──────── Supplied entries

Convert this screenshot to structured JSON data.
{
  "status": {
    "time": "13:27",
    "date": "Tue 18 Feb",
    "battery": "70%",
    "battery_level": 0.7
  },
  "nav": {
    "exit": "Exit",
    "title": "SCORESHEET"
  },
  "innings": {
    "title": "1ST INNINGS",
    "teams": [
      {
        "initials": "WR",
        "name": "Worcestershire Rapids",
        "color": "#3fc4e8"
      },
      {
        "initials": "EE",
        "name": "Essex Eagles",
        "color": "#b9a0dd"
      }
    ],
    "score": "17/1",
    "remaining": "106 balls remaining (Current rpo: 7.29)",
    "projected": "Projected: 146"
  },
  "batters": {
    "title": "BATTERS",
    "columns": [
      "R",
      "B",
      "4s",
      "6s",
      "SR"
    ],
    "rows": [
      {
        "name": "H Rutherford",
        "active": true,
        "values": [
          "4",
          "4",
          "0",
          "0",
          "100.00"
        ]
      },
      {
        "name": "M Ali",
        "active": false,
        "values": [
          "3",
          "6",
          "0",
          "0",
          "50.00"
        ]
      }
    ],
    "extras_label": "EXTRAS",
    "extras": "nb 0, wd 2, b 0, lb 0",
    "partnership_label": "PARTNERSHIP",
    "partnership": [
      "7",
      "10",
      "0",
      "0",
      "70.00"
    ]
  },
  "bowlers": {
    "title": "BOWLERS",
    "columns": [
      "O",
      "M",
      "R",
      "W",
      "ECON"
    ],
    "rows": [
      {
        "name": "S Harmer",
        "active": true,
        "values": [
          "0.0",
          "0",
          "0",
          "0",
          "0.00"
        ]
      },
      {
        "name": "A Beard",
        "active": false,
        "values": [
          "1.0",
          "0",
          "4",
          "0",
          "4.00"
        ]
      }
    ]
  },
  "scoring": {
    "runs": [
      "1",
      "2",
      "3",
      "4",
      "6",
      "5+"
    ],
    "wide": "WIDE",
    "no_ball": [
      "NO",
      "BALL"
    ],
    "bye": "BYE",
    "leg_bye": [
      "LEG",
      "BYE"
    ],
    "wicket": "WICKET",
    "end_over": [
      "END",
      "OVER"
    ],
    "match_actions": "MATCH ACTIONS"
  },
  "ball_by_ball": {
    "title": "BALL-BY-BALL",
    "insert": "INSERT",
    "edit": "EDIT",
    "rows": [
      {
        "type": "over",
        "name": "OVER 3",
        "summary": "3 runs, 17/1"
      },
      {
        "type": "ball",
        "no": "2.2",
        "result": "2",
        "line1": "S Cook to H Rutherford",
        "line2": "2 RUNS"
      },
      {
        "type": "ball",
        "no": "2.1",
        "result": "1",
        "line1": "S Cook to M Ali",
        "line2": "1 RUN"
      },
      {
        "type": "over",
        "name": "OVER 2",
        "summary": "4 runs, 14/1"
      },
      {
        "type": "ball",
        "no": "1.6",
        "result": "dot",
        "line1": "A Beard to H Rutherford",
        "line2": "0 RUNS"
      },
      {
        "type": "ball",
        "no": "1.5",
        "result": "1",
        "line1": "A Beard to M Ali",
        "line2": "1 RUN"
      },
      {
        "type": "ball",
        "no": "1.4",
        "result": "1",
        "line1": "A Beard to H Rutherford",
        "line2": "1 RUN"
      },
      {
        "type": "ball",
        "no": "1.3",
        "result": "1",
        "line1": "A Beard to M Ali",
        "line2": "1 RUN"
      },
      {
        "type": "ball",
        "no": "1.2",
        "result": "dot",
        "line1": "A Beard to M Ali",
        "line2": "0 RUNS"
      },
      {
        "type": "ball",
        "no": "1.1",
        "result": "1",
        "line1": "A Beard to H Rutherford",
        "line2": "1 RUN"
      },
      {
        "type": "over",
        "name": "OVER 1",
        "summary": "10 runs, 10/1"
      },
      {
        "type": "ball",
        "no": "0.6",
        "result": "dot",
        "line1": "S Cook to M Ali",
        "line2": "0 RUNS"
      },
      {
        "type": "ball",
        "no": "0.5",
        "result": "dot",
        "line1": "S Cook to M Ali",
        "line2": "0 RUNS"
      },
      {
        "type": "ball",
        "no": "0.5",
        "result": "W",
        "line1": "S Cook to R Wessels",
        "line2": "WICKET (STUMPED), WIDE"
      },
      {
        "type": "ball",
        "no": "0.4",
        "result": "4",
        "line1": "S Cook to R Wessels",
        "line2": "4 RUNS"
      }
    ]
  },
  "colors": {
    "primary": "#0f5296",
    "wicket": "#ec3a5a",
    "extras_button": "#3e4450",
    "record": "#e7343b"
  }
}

────────────────

What to do:
Nothing should be left out: return all of the records exactly.

Worked solution:
Convert this screenshot to structured JSON data.
{
  "status": {
    "time": "13:27",
    "date": "Tue 18 Feb",
    "battery": "70%",
    "battery_level": 0.7
  },
  "nav": {
    "exit": "Exit",
    "title": "SCORESHEET"
  },
  "innings": {
    "title": "1ST INNINGS",
    "teams": [
      {
        "initials": "WR",
        "name": "Worcestershire Rapids",
        "color": "#3fc4e8"
      },
      {
        "initials": "EE",
        "name": "Essex Eagles",
        "color": "#b9a0dd"
      }
    ],
    "score": "17/1",
    "remaining": "106 balls remaining (Current rpo: 7.29)",
    "projected": "Projected: 146"
  },
  "batters": {
    "title": "BATTERS",
    "columns": [
      "R",
      "B",
      "4s",
      "6s",
      "SR"
    ],
    "rows": [
      {
        "name": "H Rutherford",
        "active": true,
        "values": [
          "4",
          "4",
          "0",
          "0",
          "100.00"
        ]
      },
      {
        "name": "M Ali",
        "active": false,
        "values": [
          "3",
          "6",
          "0",
          "0",
          "50.00"
        ]
      }
    ],
    "extras_label": "EXTRAS",
    "extras": "nb 0, wd 2, b 0, lb 0",
    "partnership_label": "PARTNERSHIP",
    "partnership": [
      "7",
      "10",
      "0",
      "0",
      "70.00"
    ]
  },
  "bowlers": {
    "title": "BOWLERS",
    "columns": [
      "O",
      "M",
      "R",
      "W",
      "ECON"
    ],
    "rows": [
      {
        "name": "S Harmer",
        "active": true,
        "values": [
          "0.0",
          "0",
          "0",
          "0",
          "0.00"
        ]
      },
      {
        "name": "A Beard",
        "active": false,
        "values": [
          "1.0",
          "0",
          "4",
          "0",
          "4.00"
        ]
      }
    ]
  },
  "scoring": {
    "runs": [
      "1",
      "2",
      "3",
      "4",
      "6",
      "5+"
    ],
    "wide": "WIDE",
    "no_ball": [
      "NO",
      "BALL"
    ],
    "bye": "BYE",
    "leg_bye": [
      "LEG",
      "BYE"
    ],
    "wicket": "WICKET",
    "end_over": [
      "END",
      "OVER"
    ],
    "match_actions": "MATCH ACTIONS"
  },
  "ball_by_ball": {
    "title": "BALL-BY-BALL",
    "insert": "INSERT",
    "edit": "EDIT",
    "rows": [
      {
        "type": "over",
        "name": "OVER 3",
        "summary": "3 runs, 17/1"
      },
      {
        "type": "ball",
        "no": "2.2",
        "result": "2",
        "line1": "S Cook to H Rutherford",
        "line2": "2 RUNS"
      },
      {
        "type": "ball",
        "no": "2.1",
        "result": "1",
        "line1": "S Cook to M Ali",
        "line2": "1 RUN"
      },
      {
        "type": "over",
        "name": "OVER 2",
        "summary": "4 runs, 14/1"
      },
      {
        "type": "ball",
        "no": "1.6",
        "result": "dot",
        "line1": "A Beard to H Rutherford",
        "line2": "0 RUNS"
      },
      {
        "type": "ball",
        "no": "1.5",
        "result": "1",
        "line1": "A Beard to M Ali",
        "line2": "1 RUN"
      },
      {
        "type": "ball",
        "no": "1.4",
        "result": "1",
        "line1": "A Beard to H Rutherford",
        "line2": "1 RUN"
      },
      {
        "type": "ball",
        "no": "1.3",
        "result": "1",
        "line1": "A Beard to M Ali",
        "line2": "1 RUN"
      },
      {
        "type": "ball",
        "no": "1.2",
        "result": "dot",
        "line1": "A Beard to M Ali",
        "line2": "0 RUNS"
      },
      {
        "type": "ball",
        "no": "1.1",
        "result": "1",
        "line1": "A Beard to H Rutherford",
        "line2": "1 RUN"
      },
      {
        "type": "over",
        "name": "OVER 1",
        "summary": "10 runs, 10/1"
      },
      {
        "type": "ball",
        "no": "0.6",
        "result": "dot",
        "line1": "S Cook to M Ali",
        "line2": "0 RUNS"
      },
      {
        "type": "ball",
        "no": "0.5",
        "result": "dot",
        "line1": "S Cook to M Ali",
        "line2": "0 RUNS"
      },
      {
        "type": "ball",
        "no": "0.5",
        "result": "W",
        "line1": "S Cook to R Wessels",
        "line2": "WICKET (STUMPED), WIDE"
      },
      {
        "type": "ball",
        "no": "0.4",
        "result": "4",
        "line1": "S Cook to R Wessels",
        "line2": "4 RUNS"
      }
    ]
  },
  "colors": {
    "primary": "#0f5296",
    "wicket": "#ec3a5a",
    "extras_button": "#3e4450",
    "record": "#e7343b"
  }
}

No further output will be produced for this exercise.